**Estratto della pagina**.

▼

Maxi confisca antimafia da oltre 4 milioni: sigilli a società, terreni e conti tra Umbria, Toscana e Lazio

Il sequestro ai danni di un imprenditore di origini romane, residente per anni in Umbria, ritenuto socialmente pericoloso e abitualmente dedito a traffici illeciti

PERUGIA – Beni per un valore superiore a 4 milioni di euro sono stati sequestrati e confiscati dalla Guardia di Finanza nell’ambito di un procedimento di prevenzione antimafia. L’operazione è stata eseguita dai militari del Nucleo di Polizia Economico-Finanziaria di Perugia – G.I.C.O. – e riguarda un imprenditore di origini romane, residente per anni in Umbria, ritenuto socialmente pericoloso e abitualmente dedito a traffici illeciti.

Il provvedimento, emesso dalla Sezione Misure di Prevenzione del Tribunale di Roma su proposta della Procura capitolina, ha disposto il sequestro e la contestuale confisca di quote societarie, conti correnti, beni mobili e immobili ritenuti sproporzionati rispetto ai redditi dichiarati e all’attività economica svolta.

Secondo quanto ricostruito dagli inquirenti, l’uomo sarebbe stato promotore e dirigente di un’associazione a delinquere finalizzata a truffe e attività di abusivismo finanziario ai danni di numerosi risparmiatori. Alle vittime veniva prospettata la possibilità di investire in fondi esteri con rendimenti elevati e sicuri. In realtà, i capitali affidati non sarebbero mai stati restituiti, ma convogliati su conti correnti riconducibili all’indagato, aperti tra Perugia e Arezzo, per poi essere reinvestiti in attività economiche proprie.

▲

**Estratti del materiale**.
▼

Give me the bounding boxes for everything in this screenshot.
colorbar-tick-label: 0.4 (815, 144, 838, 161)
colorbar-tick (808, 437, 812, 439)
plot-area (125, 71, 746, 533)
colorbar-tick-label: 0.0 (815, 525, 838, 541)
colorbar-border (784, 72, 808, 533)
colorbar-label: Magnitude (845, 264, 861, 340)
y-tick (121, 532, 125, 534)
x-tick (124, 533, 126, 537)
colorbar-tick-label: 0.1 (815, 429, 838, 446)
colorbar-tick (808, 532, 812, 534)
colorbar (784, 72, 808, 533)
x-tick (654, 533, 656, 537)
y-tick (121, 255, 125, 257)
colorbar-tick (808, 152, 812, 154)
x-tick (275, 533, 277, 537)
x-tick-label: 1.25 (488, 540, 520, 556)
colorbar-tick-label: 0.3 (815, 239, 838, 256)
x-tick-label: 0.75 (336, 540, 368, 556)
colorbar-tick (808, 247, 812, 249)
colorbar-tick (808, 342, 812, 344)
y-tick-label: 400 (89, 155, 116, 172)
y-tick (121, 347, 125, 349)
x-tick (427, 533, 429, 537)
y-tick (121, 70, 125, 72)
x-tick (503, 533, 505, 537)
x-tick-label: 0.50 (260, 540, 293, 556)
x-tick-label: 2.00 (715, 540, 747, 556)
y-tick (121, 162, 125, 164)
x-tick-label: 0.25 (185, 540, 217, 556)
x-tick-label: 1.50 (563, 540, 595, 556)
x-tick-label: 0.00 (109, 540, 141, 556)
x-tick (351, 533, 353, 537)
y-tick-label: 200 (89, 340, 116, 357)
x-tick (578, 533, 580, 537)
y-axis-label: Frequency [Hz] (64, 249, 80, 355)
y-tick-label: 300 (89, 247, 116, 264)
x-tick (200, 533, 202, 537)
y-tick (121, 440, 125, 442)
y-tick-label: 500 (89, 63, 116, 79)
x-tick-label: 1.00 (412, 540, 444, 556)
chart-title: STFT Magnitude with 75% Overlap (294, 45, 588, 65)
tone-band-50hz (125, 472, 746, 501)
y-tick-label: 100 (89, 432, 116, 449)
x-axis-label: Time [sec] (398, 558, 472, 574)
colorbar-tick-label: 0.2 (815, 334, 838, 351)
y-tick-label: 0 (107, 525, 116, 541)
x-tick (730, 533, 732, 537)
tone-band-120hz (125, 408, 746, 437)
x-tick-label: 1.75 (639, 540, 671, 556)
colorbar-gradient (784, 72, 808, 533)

▲

**Parti dell'esercizio**.
a) Secondo l'articolo sulla confisca antimafia, quale organo ha emesso il provvedimento di sequestro e confisca?
b) Riprendi l'articolo sulla confisca antimafia dal punto in cui si interrompe.

**Le tue risposte**.
a) La Sezione Misure di Prevenzione del Tribunale di Roma, su proposta della Procura capitolina.

b)
Le indagini patrimoniali hanno consentito di accertare la disponibilità di un ingente patrimonio: sei società con sedi nelle province di Arezzo, Perugia e Roma, tre rapporti bancari, dodici fabbricati e trentanove terreni tra Lucignano e Subbiano, oltre a un impianto fotovoltaico di rilevante valore e a un antico claviorgano di pregio.

Nel corso delle udienze, il Tribunale ha respinto le eccezioni sollevate dalla difesa, ritenendo non dimostrata la liceità dei flussi finanziari utilizzati per l’acquisto dei beni. È stata quindi riconosciuta la sproporzione tra i redditi dichiarati e gli investimenti effettuati, ricondotta ai profitti derivanti dalle attività illecite contestate, tra cui anche autoriciclaggio e impiego di denaro di provenienza illecita.

I beni confiscati saranno ora gestiti da un amministratore giudiziario nominato dal Tribunale. L’operazione conferma l’impegno della Guardia di Finanza nel contrasto all’accumulazione e al reinvestimento di capitali illeciti, con l’obiettivo di tutelare il mercato e la legalità nel settore del risparmio.